### TUS TAREAS
1 - Transcribe del artículo sobre la manifestación el fragmento que comienza con las palabras que contienen "Este artículo fue" y acaba en "sus organizaciones satélites.".
2 - En el artículo sobre la manifestación, reescribe de forma más breve el párrafo que empieza por "Se ve que algunos tienen un sentido esotérico" y conserva sus datos principales.
3 - Sigue escribiendo el artículo sobre la manifestación a partir de su última frase.

### FRAGMENTO DEL TEXTO
☆ ☆ ☆ ☆ ☆ ☆ ☆

Este artículo fue originalmente publicado por el autor en El Periódico Extremadura
Que el principal motivo de la manifestación contra el gobierno del pasado sábado fuera el “plan oculto de mutación constitucional” (sic) del “golpista” Sánchez, y que incluyera, entre otros, a grupos antivacunas, da idea del grado de desesperación de la derecha, incapaz de romper las encuestas, y dispuesta a agarrarse al clavo ardiendo del trumpismo a la española que se gastan VOX y sus organizaciones satélites.
Se ve que algunos tienen un sentido esotérico del
espectáculo. Por eso el sábado había gente invocando al Caudillo, o un
fantasmal ejército de 400.000 manifestantes con los que completar los que contó
la delegación del gobierno. Debían de ser como el retablo cervantino de las
maravillas, invisibles a todo aquel que no fuera cristiano viejo o buen
español. Entre ellos, visibles o invisibles, pululaban patriotas de los de
antes, políticos descatalogados, populistas clamando contra el populismo,
negacionistas de todo lo progre, defensores de la mili obligatoria y, por
haber, hasta filósofos a la luna de Valencia. Todos unidos por un odio feroz e
innegociable a Sánchez.

☆ ☆ ☆ ☆ ☆ ☆ ☆

### DATOS PROPORCIONADOS

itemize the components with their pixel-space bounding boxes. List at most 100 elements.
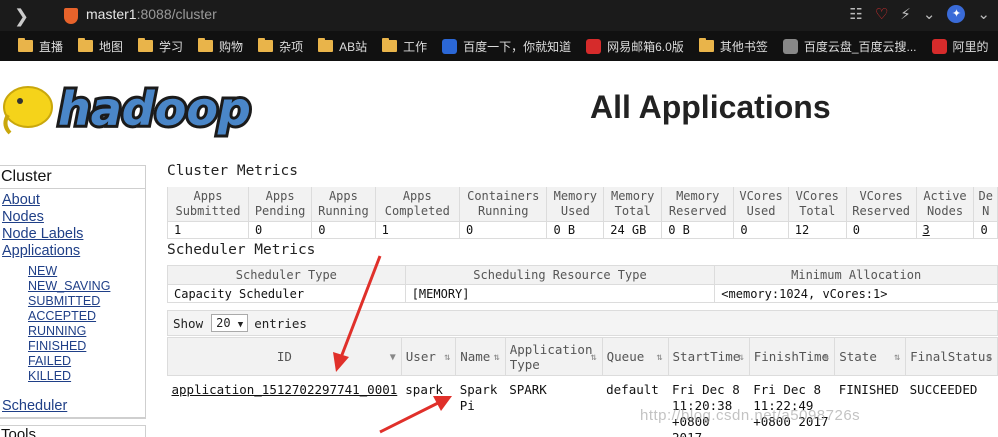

☆ ☆ ☆ ☆ ☆ ☆ ☆

### RESPUESTAS
1 -
Este artículo fue originalmente publicado por el autor en El Periódico Extremadura
Que el principal motivo de la manifestación contra el gobierno del pasado sábado fuera el “plan oculto de mutación constitucional” (sic) del “golpista” Sánchez, y que incluyera, entre otros, a grupos antivacunas, da idea del grado de desesperación de la derecha, incapaz de romper las encuestas, y dispuesta a agarrarse al clavo ardiendo del trumpismo a la española que se gastan VOX y sus organizaciones satélites.

2 - Según el autor, algunos ven el espectáculo de forma esotérica. El sábado hubo quien invocó al Caudillo. Otros añadieron un ejército fantasmal de 400.000 manifestantes a los que contó la delegación del gobierno, invisibles, como en el retablo cervantino de las maravillas, para quien no fuera cristiano viejo o buen español. Allí se juntaban patriotas de los de antes, políticos descatalogados, populistas contra el populismo, negacionistas de todo lo progre, defensores de la mili obligatoria y hasta filósofos a la luna de Valencia, todos unidos por un odio feroz e innegociable a Sánchez.

3 -
Pero que a esta tropa se le unan cargos y políticos en
activo del PP o hasta de Ciudadanos (un partido antaño liberal) da un poco más
de pavor. Hay que recordar que el propio Feijóo, candidato a convertirse en el
próximo presidente del país, recomendó la asistencia a esta especie de rave
satánico-político donde solo faltaban Berlusconi, la secta de QAnon, los
evangelistas de Bolsonaro y los asaltantes del capitolio disfrazados de
búfalos.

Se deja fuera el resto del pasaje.